§ Work required
Search the records for the string "gene", then copy each line where it appears.

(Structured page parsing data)
_ _ _
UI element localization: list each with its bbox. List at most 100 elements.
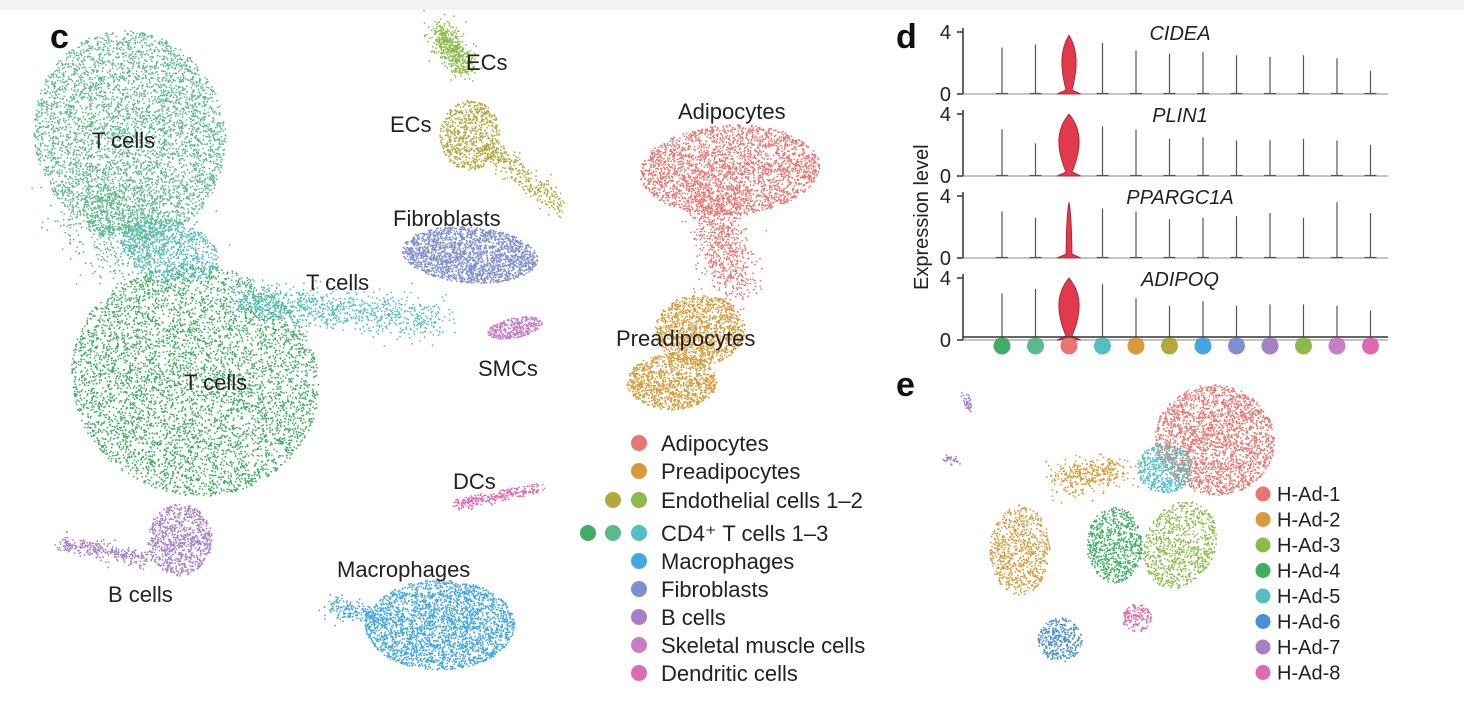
cluster-h-ad-7b — [942, 454, 961, 466]
cluster-preadipocytes-lower — [626, 353, 718, 411]
legend-e-swatch-4 — [1255, 563, 1271, 578]
cluster-h-ad-4 — [1086, 506, 1143, 584]
cluster-label-b-cells: B cells — [108, 582, 173, 607]
legend-e-label-3: H-Ad-3 — [1277, 535, 1340, 557]
group-dot-cd4-t-cells-2 — [1027, 337, 1044, 355]
legend-e-label-7: H-Ad-7 — [1277, 637, 1340, 659]
cluster-adipocytes-stem — [681, 170, 768, 311]
legend-swatch-adipocytes — [631, 435, 647, 451]
gene-label: PLIN1 — [1152, 105, 1208, 127]
cluster-label-t-cells-top: T cells — [92, 128, 155, 153]
group-dot-skeletal-muscle-cells — [1328, 337, 1346, 355]
violin-adipocytes — [1056, 277, 1082, 341]
cluster-h-ad-2-arm — [1045, 453, 1143, 504]
cluster-b-cells — [147, 503, 213, 577]
cluster-h-ad-2 — [989, 504, 1051, 596]
group-dot-fibroblasts — [1228, 337, 1245, 355]
group-dot-adipocytes — [1060, 337, 1078, 355]
y-tick-label: 0 — [940, 248, 951, 270]
legend-e: H-Ad-1 H-Ad-2 H-Ad-3 H-Ad-4 H-Ad-5 H-Ad-6 H-Ad… — [1255, 484, 1340, 685]
group-dot-cd4-t-cells-1 — [993, 337, 1011, 355]
cluster-label-adipocytes: Adipocytes — [678, 99, 786, 124]
legend-swatch-skeletal-muscle — [631, 637, 647, 653]
cluster-ecs-mid — [439, 99, 501, 171]
legend-e-label-2: H-Ad-2 — [1277, 510, 1340, 532]
cluster-ecs-tail — [480, 125, 565, 219]
legend-swatch-fibroblasts — [631, 581, 647, 597]
cluster-t-cells-mid-left — [121, 216, 220, 283]
legend-e-swatch-6 — [1255, 614, 1271, 629]
group-dot-cd4-t-cells-3 — [1094, 337, 1111, 355]
cluster-h-ad-7 — [960, 392, 973, 413]
legend-swatch-dendritic — [631, 665, 647, 681]
cluster-macrophages-tail — [318, 594, 392, 635]
cluster-label-preadipocytes: Preadipocytes — [616, 326, 755, 351]
umap-c-scatter — [31, 9, 821, 671]
violin-row-plin1: PLIN1 4 0 — [940, 104, 1388, 188]
group-dot-b-cells — [1261, 337, 1279, 355]
group-dot-dendritic-cells — [1362, 337, 1379, 355]
cluster-macrophages — [364, 579, 516, 671]
cluster-preadipocytes — [654, 295, 746, 366]
panel-label-d: d — [896, 18, 917, 56]
y-tick-label: 4 — [940, 186, 951, 208]
cluster-label-macrophages: Macrophages — [337, 557, 470, 582]
legend-e-swatch-2 — [1255, 512, 1271, 527]
legend-e-swatch-5 — [1255, 588, 1271, 604]
legend-label-preadipocytes: Preadipocytes — [661, 459, 800, 484]
legend-label-endothelial: Endothelial cells 1–2 — [661, 488, 863, 513]
legend-label-macrophages: Macrophages — [661, 549, 794, 574]
violin-plot-d: Expression level CIDEA40PLIN140PPARGC1A4… — [911, 22, 1388, 355]
top-border — [0, 0, 1464, 10]
cluster-label-fibroblasts: Fibroblasts — [393, 206, 501, 231]
legend-swatch-t1 — [580, 525, 596, 541]
cluster-adipocytes — [640, 124, 821, 216]
legend-e-label-4: H-Ad-4 — [1277, 561, 1340, 583]
legend-swatch-b-cells — [631, 609, 647, 625]
legend-swatch-ec1 — [605, 492, 621, 508]
legend-swatch-ec2 — [631, 492, 647, 508]
legend-c: Adipocytes Preadipocytes Endothelial cel… — [580, 431, 865, 686]
cluster-ecs-top — [423, 9, 483, 82]
cluster-label-smcs: SMCs — [478, 356, 538, 381]
cluster-label-ecs-top: ECs — [466, 50, 508, 75]
y-axis-label: Expression level — [911, 144, 933, 290]
cluster-h-ad-6 — [1037, 617, 1083, 663]
legend-label-skeletal-muscle: Skeletal muscle cells — [661, 633, 865, 658]
cluster-label-t-cells-bottom: T cells — [184, 370, 247, 395]
panel-label-e: e — [896, 366, 915, 404]
cluster-h-ad-8 — [1122, 604, 1153, 632]
cluster-dcs — [452, 483, 546, 511]
violin-row-ppargc1a: PPARGC1A 4 0 — [940, 186, 1388, 270]
umap-e-scatter — [942, 384, 1276, 663]
cluster-b-cells-tail — [54, 530, 153, 571]
group-dot-macrophages — [1194, 337, 1212, 355]
cluster-label-ecs-mid: ECs — [390, 112, 432, 137]
y-tick-label: 4 — [940, 268, 951, 290]
legend-e-swatch-8 — [1255, 665, 1271, 680]
legend-swatch-t2 — [605, 525, 621, 541]
legend-swatch-t3 — [631, 525, 647, 541]
legend-label-fibroblasts: Fibroblasts — [661, 577, 769, 602]
y-tick-label: 4 — [940, 22, 951, 44]
cluster-h-ad-5 — [1137, 442, 1194, 494]
group-dot-endothelial-cells-1 — [1161, 337, 1178, 355]
legend-e-label-1: H-Ad-1 — [1277, 484, 1340, 506]
cluster-label-t-cells-mid: T cells — [306, 270, 369, 295]
cluster-t-cells-bottom — [71, 263, 320, 497]
legend-label-cd4-t-cells: CD4⁺ T cells 1–3 — [661, 521, 828, 546]
legend-e-swatch-7 — [1255, 639, 1271, 655]
gene-label: ADIPOQ — [1140, 269, 1219, 291]
violin-row-cidea: CIDEA 4 0 — [940, 22, 1388, 106]
gene-label: CIDEA — [1149, 23, 1210, 45]
legend-e-swatch-1 — [1255, 486, 1271, 502]
cluster-h-ad-3 — [1142, 501, 1218, 590]
violin-adipocytes — [1056, 34, 1082, 95]
y-tick-label: 0 — [940, 330, 951, 352]
cluster-t-cells-top — [33, 30, 227, 241]
cluster-smcs — [487, 315, 544, 340]
legend-e-label-8: H-Ad-8 — [1277, 663, 1340, 685]
cluster-h-ad-1 — [1155, 384, 1276, 496]
violin-adipocytes — [1056, 113, 1082, 177]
_ _ _
§ Exercise answer
gene-label: PLIN1 — [1152, 105, 1208, 127]
gene-label: ADIPOQ — [1140, 269, 1219, 291]
gene-label: CIDEA — [1149, 23, 1210, 45]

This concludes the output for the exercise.